Gebiedsomschrijving.

Artikel 2.

De verordening reclamebelasting 2009 is van toepassing binnen het gebied van de gemeente Tilburg in de straten:

Heuvelstraat (nr. 1 t/m 139 en nr. 2 t/m 130), Stadhuisplein, Juliana van Stolbergstraat, Alexanderstraat, Monumentenstraat, Nieuwlandstraat, Stationsstraat, Willem II straat, Telefoonstraat, Langestraat (nr. 142 t/m 160 en nr. 45 t/m 65a), Noordstraat, Tuinstraat, Pieter Vreedeplein en Pieter Vreedestraat zoals aangegeven op de bij deze verordening behorende kaart.

Belastbare feit.

Artikel 3.

Onder de naam reclamebelasting wordt een directe belasting geheven ter zake van het hebben van openbare aankondigingen, welke zichtbaar zijn vanaf de openbare weg.

Belastingplicht.

Artikel 4.

  • 1.

    De reclamebelasting wordt geheven van degene van wie, dan wel ten behoeve van wie de openbare aankondigingen worden aangetroffen.

  • 2.

    In afwijking in zoverre van het eerste lid wordt, indien de gemeente een vergunning heeft verleend voor het hebben van openbare aankondigingen zichtbaar vanaf de openbare weg, de reclamebelasting geheven van degene aan wie de vergunning is verleend.

  • 3.

    In afwijking van het bepaalde in het eerste lid wordt de reclamebelasting terzake van openbare aankondigingen die door tussenkomst van een exploitant zijn aangebracht, geheven van die exploitant.

Belastingtijdvak.

Artikel 5.

  • 1.

    Het belastingtijdvak is gelijk aan het kalenderjaar.

  • 2.

    Indien het belastingtijdvak gelijk is aan het kalenderjaar en de belastingplicht aanvangt in de loop van het kalenderjaar, bedraagt de belasting zoveel twaalfden van het over een jaar verschuldigde bedrag als er na aanvang van de belastingplicht nog volle maanden van het kalenderjaar resteren.

  • 3.

    In de gevallen waarin de gemeente een vergunning heeft verleend voor het hebben van openbare aankondigingen zichtbaar vanaf de openbare weg, is het belastingtijdvak de periode waarvoor de vergunning is verleend, met dien verstande dat bij een kalenderjaaroverschrijdende geldigheidsduur van de vergunning het belastingtijdvak gelijk is aan het kalenderjaar.

Ontheffing.
■ ■ ■ ■ ■ ■ ■
■ Opdrachten:
**a.** Schrijf uit de verordening over de reclamebelasting alles over vanaf "Onder de naam" tot en met "vergunning is verleend.".
**b.** Schrijf alstublieft het volgende deel van de verordening over de reclamebelasting, aansluitend op de laatste regel die er staat.

■ Opgeslagen gegevens:
■ ■ ■ ■ ■ ■ ■
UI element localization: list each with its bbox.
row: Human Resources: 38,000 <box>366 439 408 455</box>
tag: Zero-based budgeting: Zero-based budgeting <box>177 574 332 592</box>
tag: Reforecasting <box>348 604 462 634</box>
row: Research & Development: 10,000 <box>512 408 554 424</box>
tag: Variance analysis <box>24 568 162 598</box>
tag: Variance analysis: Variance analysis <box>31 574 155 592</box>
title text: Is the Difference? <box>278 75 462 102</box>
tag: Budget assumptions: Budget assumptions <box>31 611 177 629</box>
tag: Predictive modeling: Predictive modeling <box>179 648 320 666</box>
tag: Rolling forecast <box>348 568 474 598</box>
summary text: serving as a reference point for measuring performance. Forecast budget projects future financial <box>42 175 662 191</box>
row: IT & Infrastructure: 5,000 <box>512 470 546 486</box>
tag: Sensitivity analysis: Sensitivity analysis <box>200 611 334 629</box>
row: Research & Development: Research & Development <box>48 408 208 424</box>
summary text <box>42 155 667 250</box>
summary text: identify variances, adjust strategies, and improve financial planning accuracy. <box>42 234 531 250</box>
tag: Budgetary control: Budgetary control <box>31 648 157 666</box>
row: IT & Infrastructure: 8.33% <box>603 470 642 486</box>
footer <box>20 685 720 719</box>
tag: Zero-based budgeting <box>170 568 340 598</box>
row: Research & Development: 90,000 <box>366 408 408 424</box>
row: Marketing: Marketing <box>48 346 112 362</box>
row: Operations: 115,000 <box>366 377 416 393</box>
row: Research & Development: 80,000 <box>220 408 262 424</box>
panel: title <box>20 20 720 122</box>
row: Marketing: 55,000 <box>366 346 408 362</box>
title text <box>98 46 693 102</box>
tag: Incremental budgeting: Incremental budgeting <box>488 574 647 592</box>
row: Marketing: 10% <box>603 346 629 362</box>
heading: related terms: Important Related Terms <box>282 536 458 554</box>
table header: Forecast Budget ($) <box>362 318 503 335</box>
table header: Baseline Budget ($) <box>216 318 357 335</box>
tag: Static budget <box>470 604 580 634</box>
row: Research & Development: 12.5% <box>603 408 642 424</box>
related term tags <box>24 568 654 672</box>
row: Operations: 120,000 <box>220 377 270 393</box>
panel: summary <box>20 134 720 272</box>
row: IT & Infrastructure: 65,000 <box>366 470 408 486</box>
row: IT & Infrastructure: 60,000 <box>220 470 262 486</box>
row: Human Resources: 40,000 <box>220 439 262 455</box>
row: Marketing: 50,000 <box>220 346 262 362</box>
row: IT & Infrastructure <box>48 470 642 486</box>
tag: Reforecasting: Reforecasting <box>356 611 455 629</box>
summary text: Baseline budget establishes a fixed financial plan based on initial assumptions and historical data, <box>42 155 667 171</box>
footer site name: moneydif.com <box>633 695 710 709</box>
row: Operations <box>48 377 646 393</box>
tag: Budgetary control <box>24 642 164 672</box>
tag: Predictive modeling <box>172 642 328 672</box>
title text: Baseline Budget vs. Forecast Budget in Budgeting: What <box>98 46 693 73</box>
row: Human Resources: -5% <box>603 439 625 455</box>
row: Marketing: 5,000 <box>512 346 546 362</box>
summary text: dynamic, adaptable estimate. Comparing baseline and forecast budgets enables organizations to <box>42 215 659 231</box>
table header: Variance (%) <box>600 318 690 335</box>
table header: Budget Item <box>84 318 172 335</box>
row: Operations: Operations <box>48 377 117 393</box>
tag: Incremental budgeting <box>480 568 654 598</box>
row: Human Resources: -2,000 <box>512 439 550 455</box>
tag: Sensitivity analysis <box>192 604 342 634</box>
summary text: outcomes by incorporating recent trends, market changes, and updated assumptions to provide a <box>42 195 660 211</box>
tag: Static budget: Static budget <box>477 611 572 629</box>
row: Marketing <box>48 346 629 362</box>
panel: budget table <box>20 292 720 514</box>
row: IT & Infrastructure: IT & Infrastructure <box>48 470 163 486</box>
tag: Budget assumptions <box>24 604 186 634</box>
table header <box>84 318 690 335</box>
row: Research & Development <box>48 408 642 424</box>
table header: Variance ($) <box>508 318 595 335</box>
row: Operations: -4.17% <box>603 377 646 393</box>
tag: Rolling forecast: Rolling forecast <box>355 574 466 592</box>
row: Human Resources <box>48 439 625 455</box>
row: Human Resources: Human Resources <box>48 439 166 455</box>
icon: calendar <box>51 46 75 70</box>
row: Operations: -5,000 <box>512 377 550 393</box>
■ ■ ■ ■ ■ ■ ■
■ Uitkomsten:
**a.**
Onder de naam reclamebelasting wordt een directe belasting geheven ter zake van het hebben van openbare aankondigingen, welke zichtbaar zijn vanaf de openbare weg.

Belastingplicht.

Artikel 4.

  • 1.

    De reclamebelasting wordt geheven van degene van wie, dan wel ten behoeve van wie de openbare aankondigingen worden aangetroffen.

  • 2.

    In afwijking in zoverre van het eerste lid wordt, indien de gemeente een vergunning heeft verleend voor het hebben van openbare aankondigingen zichtbaar vanaf de openbare weg, de reclamebelasting geheven van degene aan wie de vergunning is verleend.

**b.**
Artikel 6.

Indien het belastingtijdvak gelijk is aan het kalenderjaar en de belastingplicht eindigt voor het verstrijken van het belastingtijdvak, wordt op verzoek van belastingplichtige ontheffing verleent over zoveel twaalfde gedeelten van het over een jaar verschuldigde bedrag als er na het tijdstip van beëindiging van de belastingplicht nog volle kalendermaanden van het belastingtijdvak resteren.

Tarief en berekening van de belasting.

Artikel 7.

  • 1.

    De belasting als bedoeld in artikel 2 bedraagt bij een vastgesteld aantal vierkante meters van:

    • a.

      meer dan 0,25, in het "dwaalgebied" € 175,00

    • b.

      meer dan 0,25, in het "kernwinkelgebied" € 250,00

  • 2.

    Bij de berekening van de belasting worden gedeelten van eenheden van oppervlaktemaat, waarover de tarieven worden berekend, voor één geheel gerekend.

  • 3.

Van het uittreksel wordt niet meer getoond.